# Input:

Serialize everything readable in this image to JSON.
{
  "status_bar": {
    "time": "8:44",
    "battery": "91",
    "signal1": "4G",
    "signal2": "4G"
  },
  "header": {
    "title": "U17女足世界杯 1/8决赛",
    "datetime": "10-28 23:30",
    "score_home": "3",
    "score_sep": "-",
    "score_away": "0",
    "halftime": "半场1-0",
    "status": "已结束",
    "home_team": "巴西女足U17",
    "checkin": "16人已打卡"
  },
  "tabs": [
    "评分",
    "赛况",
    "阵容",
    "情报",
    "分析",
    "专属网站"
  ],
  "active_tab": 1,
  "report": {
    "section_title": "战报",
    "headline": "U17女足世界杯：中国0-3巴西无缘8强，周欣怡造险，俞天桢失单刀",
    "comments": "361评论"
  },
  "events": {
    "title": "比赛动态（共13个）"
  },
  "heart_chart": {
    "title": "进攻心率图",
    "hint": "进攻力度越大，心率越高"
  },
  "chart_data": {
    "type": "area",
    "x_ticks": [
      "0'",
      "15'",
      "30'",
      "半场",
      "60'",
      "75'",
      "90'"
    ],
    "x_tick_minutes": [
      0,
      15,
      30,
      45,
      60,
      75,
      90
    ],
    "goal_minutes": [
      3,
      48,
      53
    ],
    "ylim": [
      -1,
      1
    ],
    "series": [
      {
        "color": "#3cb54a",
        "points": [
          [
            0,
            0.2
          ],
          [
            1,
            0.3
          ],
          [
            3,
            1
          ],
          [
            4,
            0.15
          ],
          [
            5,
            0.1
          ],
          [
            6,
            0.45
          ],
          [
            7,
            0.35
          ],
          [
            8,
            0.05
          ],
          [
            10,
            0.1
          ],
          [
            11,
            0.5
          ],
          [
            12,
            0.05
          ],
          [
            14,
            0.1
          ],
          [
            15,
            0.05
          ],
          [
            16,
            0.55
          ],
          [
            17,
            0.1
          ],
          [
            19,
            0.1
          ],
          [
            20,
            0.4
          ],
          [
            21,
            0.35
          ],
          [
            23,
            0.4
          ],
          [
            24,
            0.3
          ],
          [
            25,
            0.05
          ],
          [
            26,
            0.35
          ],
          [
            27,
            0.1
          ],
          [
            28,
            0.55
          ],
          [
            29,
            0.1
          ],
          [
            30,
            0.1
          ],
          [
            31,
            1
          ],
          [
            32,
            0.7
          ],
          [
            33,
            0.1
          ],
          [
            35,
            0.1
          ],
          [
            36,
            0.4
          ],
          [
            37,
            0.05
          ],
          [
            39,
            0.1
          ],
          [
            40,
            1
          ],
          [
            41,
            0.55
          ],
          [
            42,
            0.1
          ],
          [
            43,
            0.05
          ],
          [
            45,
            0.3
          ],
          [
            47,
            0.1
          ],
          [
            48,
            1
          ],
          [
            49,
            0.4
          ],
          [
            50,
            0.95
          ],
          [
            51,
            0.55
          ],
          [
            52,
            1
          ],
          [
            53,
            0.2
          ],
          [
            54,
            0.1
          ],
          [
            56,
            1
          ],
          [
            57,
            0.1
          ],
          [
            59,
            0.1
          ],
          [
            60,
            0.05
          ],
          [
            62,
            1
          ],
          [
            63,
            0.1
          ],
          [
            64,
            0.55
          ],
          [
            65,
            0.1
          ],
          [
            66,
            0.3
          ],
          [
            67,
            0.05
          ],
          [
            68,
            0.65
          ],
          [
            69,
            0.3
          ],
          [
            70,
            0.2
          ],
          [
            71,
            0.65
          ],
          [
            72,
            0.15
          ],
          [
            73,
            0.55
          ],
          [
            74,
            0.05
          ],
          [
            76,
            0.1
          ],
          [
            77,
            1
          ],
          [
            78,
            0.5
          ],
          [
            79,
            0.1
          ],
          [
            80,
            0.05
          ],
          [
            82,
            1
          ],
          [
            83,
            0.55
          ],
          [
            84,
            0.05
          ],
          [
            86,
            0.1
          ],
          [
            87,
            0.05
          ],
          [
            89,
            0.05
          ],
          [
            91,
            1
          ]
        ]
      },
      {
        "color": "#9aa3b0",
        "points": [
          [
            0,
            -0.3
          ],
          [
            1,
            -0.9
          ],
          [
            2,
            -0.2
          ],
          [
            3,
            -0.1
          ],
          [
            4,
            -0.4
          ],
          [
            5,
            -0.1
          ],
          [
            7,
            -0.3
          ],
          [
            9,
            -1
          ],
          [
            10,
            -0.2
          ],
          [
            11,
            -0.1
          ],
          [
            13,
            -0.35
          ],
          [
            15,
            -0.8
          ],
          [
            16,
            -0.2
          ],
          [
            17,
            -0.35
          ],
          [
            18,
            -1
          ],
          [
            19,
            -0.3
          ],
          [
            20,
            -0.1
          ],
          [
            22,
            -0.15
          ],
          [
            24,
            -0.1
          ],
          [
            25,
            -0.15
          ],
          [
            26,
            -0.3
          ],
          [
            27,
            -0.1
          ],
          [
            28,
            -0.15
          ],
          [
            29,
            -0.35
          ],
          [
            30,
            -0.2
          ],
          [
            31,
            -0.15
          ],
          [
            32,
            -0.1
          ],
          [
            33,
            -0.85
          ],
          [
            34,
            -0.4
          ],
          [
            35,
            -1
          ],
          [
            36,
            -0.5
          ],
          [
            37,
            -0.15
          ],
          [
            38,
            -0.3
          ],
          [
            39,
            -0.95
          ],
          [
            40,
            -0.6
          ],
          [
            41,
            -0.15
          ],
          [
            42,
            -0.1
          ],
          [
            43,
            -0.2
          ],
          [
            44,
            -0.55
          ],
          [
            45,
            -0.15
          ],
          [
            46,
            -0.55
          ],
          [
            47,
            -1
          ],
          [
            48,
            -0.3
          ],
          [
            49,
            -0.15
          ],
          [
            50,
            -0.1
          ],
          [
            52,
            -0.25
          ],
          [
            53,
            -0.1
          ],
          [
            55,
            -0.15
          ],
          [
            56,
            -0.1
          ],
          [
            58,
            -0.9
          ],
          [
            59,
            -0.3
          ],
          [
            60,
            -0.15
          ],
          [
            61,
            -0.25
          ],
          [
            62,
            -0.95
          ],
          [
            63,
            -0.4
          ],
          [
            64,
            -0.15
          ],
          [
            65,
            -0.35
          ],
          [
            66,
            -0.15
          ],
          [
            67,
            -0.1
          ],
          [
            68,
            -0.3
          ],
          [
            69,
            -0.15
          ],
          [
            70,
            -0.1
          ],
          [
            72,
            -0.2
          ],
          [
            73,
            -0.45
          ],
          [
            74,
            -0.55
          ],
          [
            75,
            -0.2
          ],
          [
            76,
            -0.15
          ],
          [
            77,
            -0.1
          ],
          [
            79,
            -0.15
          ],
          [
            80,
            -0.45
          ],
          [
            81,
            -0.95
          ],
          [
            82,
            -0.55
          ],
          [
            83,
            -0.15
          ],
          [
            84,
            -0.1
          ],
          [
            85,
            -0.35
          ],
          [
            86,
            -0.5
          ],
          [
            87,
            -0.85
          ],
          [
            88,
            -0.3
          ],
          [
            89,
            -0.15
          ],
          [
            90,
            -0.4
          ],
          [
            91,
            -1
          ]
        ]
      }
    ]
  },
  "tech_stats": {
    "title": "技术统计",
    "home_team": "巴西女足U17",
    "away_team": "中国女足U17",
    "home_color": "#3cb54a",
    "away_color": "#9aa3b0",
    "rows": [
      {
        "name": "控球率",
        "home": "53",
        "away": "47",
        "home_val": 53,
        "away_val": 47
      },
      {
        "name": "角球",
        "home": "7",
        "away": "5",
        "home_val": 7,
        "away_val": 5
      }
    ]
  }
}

# Do this:
Copy out the material above in its entirety. Every detail must match.

# Output for this task:
Serialize everything readable in this image to JSON.
{
  "status_bar": {
    "time": "8:44",
    "battery": "91",
    "signal1": "4G",
    "signal2": "4G"
  },
  "header": {
    "title": "U17女足世界杯 1/8决赛",
    "datetime": "10-28 23:30",
    "score_home": "3",
    "score_sep": "-",
    "score_away": "0",
    "halftime": "半场1-0",
    "status": "已结束",
    "home_team": "巴西女足U17",
    "checkin": "16人已打卡"
  },
  "tabs": [
    "评分",
    "赛况",
    "阵容",
    "情报",
    "分析",
    "专属网站"
  ],
  "active_tab": 1,
  "report": {
    "section_title": "战报",
    "headline": "U17女足世界杯：中国0-3巴西无缘8强，周欣怡造险，俞天桢失单刀",
    "comments": "361评论"
  },
  "events": {
    "title": "比赛动态（共13个）"
  },
  "heart_chart": {
    "title": "进攻心率图",
    "hint": "进攻力度越大，心率越高"
  },
  "chart_data": {
    "type": "area",
    "x_ticks": [
      "0'",
      "15'",
      "30'",
      "半场",
      "60'",
      "75'",
      "90'"
    ],
    "x_tick_minutes": [
      0,
      15,
      30,
      45,
      60,
      75,
      90
    ],
    "goal_minutes": [
      3,
      48,
      53
    ],
    "ylim": [
      -1,
      1
    ],
    "series": [
      {
        "color": "#3cb54a",
        "points": [
          [
            0,
            0.2
          ],
          [
            1,
            0.3
          ],
          [
            3,
            1
          ],
          [
            4,
            0.15
          ],
          [
            5,
            0.1
          ],
          [
            6,
            0.45
          ],
          [
            7,
            0.35
          ],
          [
            8,
            0.05
          ],
          [
            10,
            0.1
          ],
          [
            11,
            0.5
          ],
          [
            12,
            0.05
          ],
          [
            14,
            0.1
          ],
          [
            15,
            0.05
          ],
          [
            16,
            0.55
          ],
          [
            17,
            0.1
          ],
          [
            19,
            0.1
          ],
          [
            20,
            0.4
          ],
          [
            21,
            0.35
          ],
          [
            23,
            0.4
          ],
          [
            24,
            0.3
          ],
          [
            25,
            0.05
          ],
          [
            26,
            0.35
          ],
          [
            27,
            0.1
          ],
          [
            28,
            0.55
          ],
          [
            29,
            0.1
          ],
          [
            30,
            0.1
          ],
          [
            31,
            1
          ],
          [
            32,
            0.7
          ],
          [
            33,
            0.1
          ],
          [
            35,
            0.1
          ],
          [
            36,
            0.4
          ],
          [
            37,
            0.05
          ],
          [
            39,
            0.1
          ],
          [
            40,
            1
          ],
          [
            41,
            0.55
          ],
          [
            42,
            0.1
          ],
          [
            43,
            0.05
          ],
          [
            45,
            0.3
          ],
          [
            47,
            0.1
          ],
          [
            48,
            1
          ],
          [
            49,
            0.4
          ],
          [
            50,
            0.95
          ],
          [
            51,
            0.55
          ],
          [
            52,
            1
          ],
          [
            53,
            0.2
          ],
          [
            54,
            0.1
          ],
          [
            56,
            1
          ],
          [
            57,
            0.1
          ],
          [
            59,
            0.1
          ],
          [
            60,
            0.05
          ],
          [
            62,
            1
          ],
          [
            63,
            0.1
          ],
          [
            64,
            0.55
          ],
          [
            65,
            0.1
          ],
          [
            66,
            0.3
          ],
          [
            67,
            0.05
          ],
          [
            68,
            0.65
          ],
          [
            69,
            0.3
          ],
          [
            70,
            0.2
          ],
          [
            71,
            0.65
          ],
          [
            72,
            0.15
          ],
          [
            73,
            0.55
          ],
          [
            74,
            0.05
          ],
          [
            76,
            0.1
          ],
          [
            77,
            1
          ],
          [
            78,
            0.5
          ],
          [
            79,
            0.1
          ],
          [
            80,
            0.05
          ],
          [
            82,
            1
          ],
          [
            83,
            0.55
          ],
          [
            84,
            0.05
          ],
          [
            86,
            0.1
          ],
          [
            87,
            0.05
          ],
          [
            89,
            0.05
          ],
          [
            91,
            1
          ]
        ]
      },
      {
        "color": "#9aa3b0",
        "points": [
          [
            0,
            -0.3
          ],
          [
            1,
            -0.9
          ],
          [
            2,
            -0.2
          ],
          [
            3,
            -0.1
          ],
          [
            4,
            -0.4
          ],
          [
            5,
            -0.1
          ],
          [
            7,
            -0.3
          ],
          [
            9,
            -1
          ],
          [
            10,
            -0.2
          ],
          [
            11,
            -0.1
          ],
          [
            13,
            -0.35
          ],
          [
            15,
            -0.8
          ],
          [
            16,
            -0.2
          ],
          [
            17,
            -0.35
          ],
          [
            18,
            -1
          ],
          [
            19,
            -0.3
          ],
          [
            20,
            -0.1
          ],
          [
            22,
            -0.15
          ],
          [
            24,
            -0.1
          ],
          [
            25,
            -0.15
          ],
          [
            26,
            -0.3
          ],
          [
            27,
            -0.1
          ],
          [
            28,
            -0.15
          ],
          [
            29,
            -0.35
          ],
          [
            30,
            -0.2
          ],
          [
            31,
            -0.15
          ],
          [
            32,
            -0.1
          ],
          [
            33,
            -0.85
          ],
          [
            34,
            -0.4
          ],
          [
            35,
            -1
          ],
          [
            36,
            -0.5
          ],
          [
            37,
            -0.15
          ],
          [
            38,
            -0.3
          ],
          [
            39,
            -0.95
          ],
          [
            40,
            -0.6
          ],
          [
            41,
            -0.15
          ],
          [
            42,
            -0.1
          ],
          [
            43,
            -0.2
          ],
          [
            44,
            -0.55
          ],
          [
            45,
            -0.15
          ],
          [
            46,
            -0.55
          ],
          [
            47,
            -1
          ],
          [
            48,
            -0.3
          ],
          [
            49,
            -0.15
          ],
          [
            50,
            -0.1
          ],
          [
            52,
            -0.25
          ],
          [
            53,
            -0.1
          ],
          [
            55,
            -0.15
          ],
          [
            56,
            -0.1
          ],
          [
            58,
            -0.9
          ],
          [
            59,
            -0.3
          ],
          [
            60,
            -0.15
          ],
          [
            61,
            -0.25
          ],
          [
            62,
            -0.95
          ],
          [
            63,
            -0.4
          ],
          [
            64,
            -0.15
          ],
          [
            65,
            -0.35
          ],
          [
            66,
            -0.15
          ],
          [
            67,
            -0.1
          ],
          [
            68,
            -0.3
          ],
          [
            69,
            -0.15
          ],
          [
            70,
            -0.1
          ],
          [
            72,
            -0.2
          ],
          [
            73,
            -0.45
          ],
          [
            74,
            -0.55
          ],
          [
            75,
            -0.2
          ],
          [
            76,
            -0.15
          ],
          [
            77,
            -0.1
          ],
          [
            79,
            -0.15
          ],
          [
            80,
            -0.45
          ],
          [
            81,
            -0.95
          ],
          [
            82,
            -0.55
          ],
          [
            83,
            -0.15
          ],
          [
            84,
            -0.1
          ],
          [
            85,
            -0.35
          ],
          [
            86,
            -0.5
          ],
          [
            87,
            -0.85
          ],
          [
            88,
            -0.3
          ],
          [
            89,
            -0.15
          ],
          [
            90,
            -0.4
          ],
          [
            91,
            -1
          ]
        ]
      }
    ]
  },
  "tech_stats": {
    "title": "技术统计",
    "home_team": "巴西女足U17",
    "away_team": "中国女足U17",
    "home_color": "#3cb54a",
    "away_color": "#9aa3b0",
    "rows": [
      {
        "name": "控球率",
        "home": "53",
        "away": "47",
        "home_val": 53,
        "away_val": 47
      },
      {
        "name": "角球",
        "home": "7",
        "away": "5",
        "home_val": 7,
        "away_val": 5
      }
    ]
  }
}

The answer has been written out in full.